▶ [WRITTEN EXERCISE] Can you output the material exactly as written, minus any pictures it holds?

Start EXTRACTED INFORMATION

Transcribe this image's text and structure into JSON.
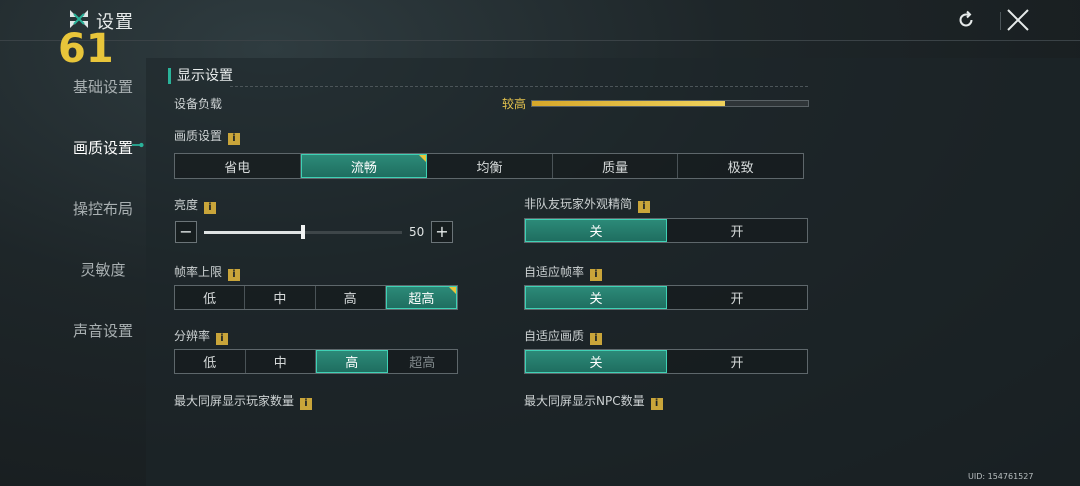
{
  "header": {
    "title": "设置",
    "fps": "61"
  },
  "sidebar": {
    "items": [
      {
        "label": "基础设置",
        "active": false
      },
      {
        "label": "画质设置",
        "active": true
      },
      {
        "label": "操控布局",
        "active": false
      },
      {
        "label": "灵敏度",
        "active": false
      },
      {
        "label": "声音设置",
        "active": false
      }
    ]
  },
  "section": {
    "title": "显示设置"
  },
  "device_load": {
    "label": "设备负载",
    "value_text": "较高",
    "fraction": 0.7,
    "color": "#e6c44e"
  },
  "quality": {
    "label": "画质设置",
    "options": [
      "省电",
      "流畅",
      "均衡",
      "质量",
      "极致"
    ],
    "selected": 1
  },
  "brightness": {
    "label": "亮度",
    "value": "50",
    "fraction": 0.5,
    "minus": "−",
    "plus": "+"
  },
  "framerate": {
    "label": "帧率上限",
    "options": [
      "低",
      "中",
      "高",
      "超高"
    ],
    "selected": 3
  },
  "resolution": {
    "label": "分辨率",
    "options": [
      "低",
      "中",
      "高",
      "超高"
    ],
    "selected": 2
  },
  "max_players": {
    "label": "最大同屏显示玩家数量"
  },
  "simplify_nonteam": {
    "label": "非队友玩家外观精简",
    "options": [
      "关",
      "开"
    ],
    "selected": 0
  },
  "adaptive_fps": {
    "label": "自适应帧率",
    "options": [
      "关",
      "开"
    ],
    "selected": 0
  },
  "adaptive_quality": {
    "label": "自适应画质",
    "options": [
      "关",
      "开"
    ],
    "selected": 0
  },
  "max_npc": {
    "label": "最大同屏显示NPC数量"
  },
  "info_glyph": "i",
  "uid": "UID: 154761527",
  "colors": {
    "accent": "#2ab39a",
    "selected_bg": "#1f6e60",
    "gold": "#e8c53a"
  }
}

End EXTRACTED INFORMATION

▶ [TASK RESULT]
Transcribe this image's text and structure into JSON.
{
  "header": {
    "title": "设置",
    "fps": "61"
  },
  "sidebar": {
    "items": [
      {
        "label": "基础设置",
        "active": false
      },
      {
        "label": "画质设置",
        "active": true
      },
      {
        "label": "操控布局",
        "active": false
      },
      {
        "label": "灵敏度",
        "active": false
      },
      {
        "label": "声音设置",
        "active": false
      }
    ]
  },
  "section": {
    "title": "显示设置"
  },
  "device_load": {
    "label": "设备负载",
    "value_text": "较高",
    "fraction": 0.7,
    "color": "#e6c44e"
  },
  "quality": {
    "label": "画质设置",
    "options": [
      "省电",
      "流畅",
      "均衡",
      "质量",
      "极致"
    ],
    "selected": 1
  },
  "brightness": {
    "label": "亮度",
    "value": "50",
    "fraction": 0.5,
    "minus": "−",
    "plus": "+"
  },
  "framerate": {
    "label": "帧率上限",
    "options": [
      "低",
      "中",
      "高",
      "超高"
    ],
    "selected": 3
  },
  "resolution": {
    "label": "分辨率",
    "options": [
      "低",
      "中",
      "高",
      "超高"
    ],
    "selected": 2
  },
  "max_players": {
    "label": "最大同屏显示玩家数量"
  },
  "simplify_nonteam": {
    "label": "非队友玩家外观精简",
    "options": [
      "关",
      "开"
    ],
    "selected": 0
  },
  "adaptive_fps": {
    "label": "自适应帧率",
    "options": [
      "关",
      "开"
    ],
    "selected": 0
  },
  "adaptive_quality": {
    "label": "自适应画质",
    "options": [
      "关",
      "开"
    ],
    "selected": 0
  },
  "max_npc": {
    "label": "最大同屏显示NPC数量"
  },
  "info_glyph": "i",
  "uid": "UID: 154761527",
  "colors": {
    "accent": "#2ab39a",
    "selected_bg": "#1f6e60",
    "gold": "#e8c53a"
  }
}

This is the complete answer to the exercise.